## Exercise aim
Present the following data again exactly as it is shown.
**** Provided entries
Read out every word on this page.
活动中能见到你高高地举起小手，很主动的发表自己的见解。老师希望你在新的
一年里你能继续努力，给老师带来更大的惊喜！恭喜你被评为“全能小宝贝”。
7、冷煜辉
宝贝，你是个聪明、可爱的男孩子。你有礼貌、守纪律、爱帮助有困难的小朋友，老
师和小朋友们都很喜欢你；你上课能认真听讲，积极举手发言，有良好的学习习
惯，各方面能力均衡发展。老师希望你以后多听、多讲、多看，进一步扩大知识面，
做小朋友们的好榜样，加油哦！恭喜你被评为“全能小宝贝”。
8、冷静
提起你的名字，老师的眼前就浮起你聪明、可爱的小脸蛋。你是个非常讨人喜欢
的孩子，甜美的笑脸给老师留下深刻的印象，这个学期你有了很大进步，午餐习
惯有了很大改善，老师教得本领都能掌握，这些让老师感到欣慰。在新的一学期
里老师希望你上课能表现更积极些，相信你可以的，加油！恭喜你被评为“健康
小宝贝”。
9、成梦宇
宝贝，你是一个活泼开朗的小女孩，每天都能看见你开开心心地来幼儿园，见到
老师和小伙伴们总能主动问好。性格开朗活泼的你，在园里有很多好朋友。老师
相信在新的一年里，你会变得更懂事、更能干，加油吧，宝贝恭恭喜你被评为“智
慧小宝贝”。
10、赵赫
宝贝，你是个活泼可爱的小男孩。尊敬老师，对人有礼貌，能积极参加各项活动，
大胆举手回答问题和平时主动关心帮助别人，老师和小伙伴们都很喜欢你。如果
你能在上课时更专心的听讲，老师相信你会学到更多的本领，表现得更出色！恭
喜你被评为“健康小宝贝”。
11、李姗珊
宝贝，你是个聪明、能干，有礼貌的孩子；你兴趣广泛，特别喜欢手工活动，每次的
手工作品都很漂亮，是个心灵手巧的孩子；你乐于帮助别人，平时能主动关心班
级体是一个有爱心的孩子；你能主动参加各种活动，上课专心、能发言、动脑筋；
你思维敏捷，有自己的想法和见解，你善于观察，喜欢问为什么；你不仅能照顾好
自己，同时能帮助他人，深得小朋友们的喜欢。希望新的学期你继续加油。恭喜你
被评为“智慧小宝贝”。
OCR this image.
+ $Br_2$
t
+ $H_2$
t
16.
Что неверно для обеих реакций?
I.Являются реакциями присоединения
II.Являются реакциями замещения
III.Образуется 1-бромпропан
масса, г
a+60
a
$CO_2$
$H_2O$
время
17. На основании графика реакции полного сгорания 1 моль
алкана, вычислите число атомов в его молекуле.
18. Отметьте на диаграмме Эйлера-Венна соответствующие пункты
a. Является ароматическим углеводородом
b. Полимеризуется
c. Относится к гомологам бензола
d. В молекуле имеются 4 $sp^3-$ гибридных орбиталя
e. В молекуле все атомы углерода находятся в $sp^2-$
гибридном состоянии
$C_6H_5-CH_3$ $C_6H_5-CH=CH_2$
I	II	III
********
## Worked answer
Read out every word on this page.
活动中能见到你高高地举起小手，很主动的发表自己的见解。老师希望你在新的
一年里你能继续努力，给老师带来更大的惊喜！恭喜你被评为“全能小宝贝”。
7、冷煜辉
宝贝，你是个聪明、可爱的男孩子。你有礼貌、守纪律、爱帮助有困难的小朋友，老
师和小朋友们都很喜欢你；你上课能认真听讲，积极举手发言，有良好的学习习
惯，各方面能力均衡发展。老师希望你以后多听、多讲、多看，进一步扩大知识面，
做小朋友们的好榜样，加油哦！恭喜你被评为“全能小宝贝”。
8、冷静
提起你的名字，老师的眼前就浮起你聪明、可爱的小脸蛋。你是个非常讨人喜欢
的孩子，甜美的笑脸给老师留下深刻的印象，这个学期你有了很大进步，午餐习
惯有了很大改善，老师教得本领都能掌握，这些让老师感到欣慰。在新的一学期
里老师希望你上课能表现更积极些，相信你可以的，加油！恭喜你被评为“健康
小宝贝”。
9、成梦宇
宝贝，你是一个活泼开朗的小女孩，每天都能看见你开开心心地来幼儿园，见到
老师和小伙伴们总能主动问好。性格开朗活泼的你，在园里有很多好朋友。老师
相信在新的一年里，你会变得更懂事、更能干，加油吧，宝贝恭恭喜你被评为“智
慧小宝贝”。
10、赵赫
宝贝，你是个活泼可爱的小男孩。尊敬老师，对人有礼貌，能积极参加各项活动，
大胆举手回答问题和平时主动关心帮助别人，老师和小伙伴们都很喜欢你。如果
你能在上课时更专心的听讲，老师相信你会学到更多的本领，表现得更出色！恭
喜你被评为“健康小宝贝”。
11、李姗珊
宝贝，你是个聪明、能干，有礼貌的孩子；你兴趣广泛，特别喜欢手工活动，每次的
手工作品都很漂亮，是个心灵手巧的孩子；你乐于帮助别人，平时能主动关心班
级体是一个有爱心的孩子；你能主动参加各种活动，上课专心、能发言、动脑筋；
你思维敏捷，有自己的想法和见解，你善于观察，喜欢问为什么；你不仅能照顾好
自己，同时能帮助他人，深得小朋友们的喜欢。希望新的学期你继续加油。恭喜你
被评为“智慧小宝贝”。
OCR this image.
+ $Br_2$
t
+ $H_2$
t
16.
Что неверно для обеих реакций?
I.Являются реакциями присоединения
II.Являются реакциями замещения
III.Образуется 1-бромпропан
масса, г
a+60
a
$CO_2$
$H_2O$
время
17. На основании графика реакции полного сгорания 1 моль
алкана, вычислите число атомов в его молекуле.
18. Отметьте на диаграмме Эйлера-Венна соответствующие пункты
a. Является ароматическим углеводородом
b. Полимеризуется
c. Относится к гомологам бензола
d. В молекуле имеются 4 $sp^3-$ гибридных орбиталя
e. В молекуле все атомы углерода находятся в $sp^2-$
гибридном состоянии
$C_6H_5-CH_3$ $C_6H_5-CH=CH_2$
I	II	III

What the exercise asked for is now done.